- _Quoted text_
# Tyre choice for loose over hardpack



## lulubel (15 Aug 2012)

The first thing I want to do to improve my MTB is get some decent tyres on it. The tyres currently on it are 1.95 wide and rated 35 - 65psi. I can't remember the brand, but I've never heard of them.

The options for MTB tyres are a bit overwhelming, so I'm looking for recommendations. Most of my riding is on hardpack, covered with loose, gritty earth or scree. There are also sections covered with loose stones (golf to tennis ball sized) that send the wheels sideways, usually in opposite directions, and totally destroy grip and momentum on climbs. Occasional bedded-in rocks and roots. I never expect to encounter mud, grass or wet rock.

Aside from tyres that are good on loose-covered hardpack, I also need to be able to run them as soft as possible to counter the tennis ball stones, and I'd like as much puncture protection as I can get without sacrificing grip. Unless I can find somewhere that will ship rigid tyres free to Spain, I need them to be folding.

I've never bought MTB tyres before, but I usually spend £25 - £30 each on road tyres.


----------



## VamP (15 Aug 2012)

You'll probably get lots of deeply held personal opinions, so I might as well chip in with mine. Nobby Nic front, Rocket Ron rear, both by Schwalbe obviously. Best all round combo bar none 

edit: now have actually read your question  I have to say that by all-round I do mean including mud, grass and wet rocks. It's still a good combo for loose over hardpack tho.


----------



## GrumpyGregry (15 Aug 2012)

You'll get gazillions of recommendations

It's harder to buy lousy tyres than it is good ones these days

The price of mtb folders may make you weep (especially after you trash one)

VamP's recommendations of Nic and Ron seem to chime with a lot of folk around here. I also see lots of Kenda's Small Blocks 8

Me? I'd go for Continental Rubber Queen/Trail King* 2.2 black chili compound folder at £40 a hoop from Wiggle. They put a smile on my face and kept it there off-road in the Picos last summer.

That said I'm still running mud tyres at the moment. There's a lot of it about.

(*Trail King, I'm told, is what they call a Rubber Queen in the North American Market)


----------



## RecordAceFromNew (15 Aug 2012)

VamP's suggestion is consistent with Schwalbe's 3-Tyre-Race-System matrix for different ground conditions, which came out before Rocket Ron was available, with NN/RR/FF corresponding to Nobby Nic/Racing Ralph/Furious Fred:







After Ron came out, many (including me) replaced Ralph with Ron because Ron is grippier and lighter. Personally I would not touch the Fred - it is extremely light, but paper thin. If you are small/light and terrain is moderate, you could consider Ron front and back, that will save you a couple of hundred grams over Nobby Nic front Ron back.

The only proviso I would raise is these are racing tyres (Ron is around 400 odd grams depending on bead material and size, significantly lighter than most stock tyres on mtbs). If the terrain is rough and puncture repair inconvenient you might want to consider either going tubeless with sealant or use heavier tyres.


----------



## lulubel (16 Aug 2012)

- _Given material_
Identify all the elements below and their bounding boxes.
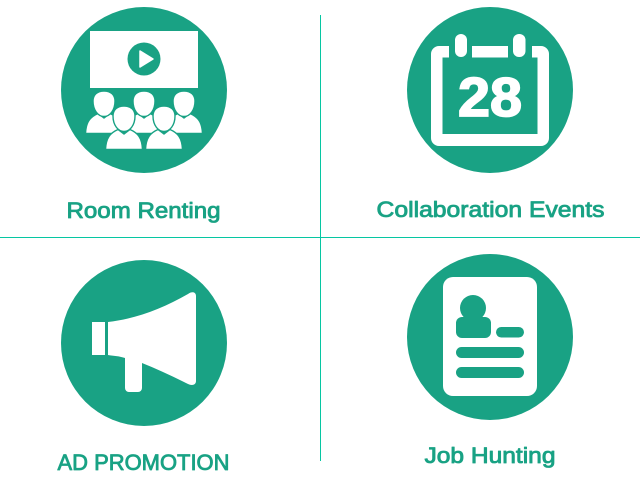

- _Task instructions_
Summarize the thread on tyre choice for loose over hardpack in two sentences.

- _Response below_
A rider asks for folding mountain bike tyres that grip on hardpack covered with loose earth and stones, can be run as soft as possible, and offer good puncture protection. Replies recommend a Schwalbe Nobby Nic front with a Rocket Ron rear, or a Continental Rubber Queen/Trail King, and warn that the Schwalbe tyres are light racing tyres, so going tubeless with sealant or choosing heavier tyres may suit rough terrain where puncture repair is inconvenient.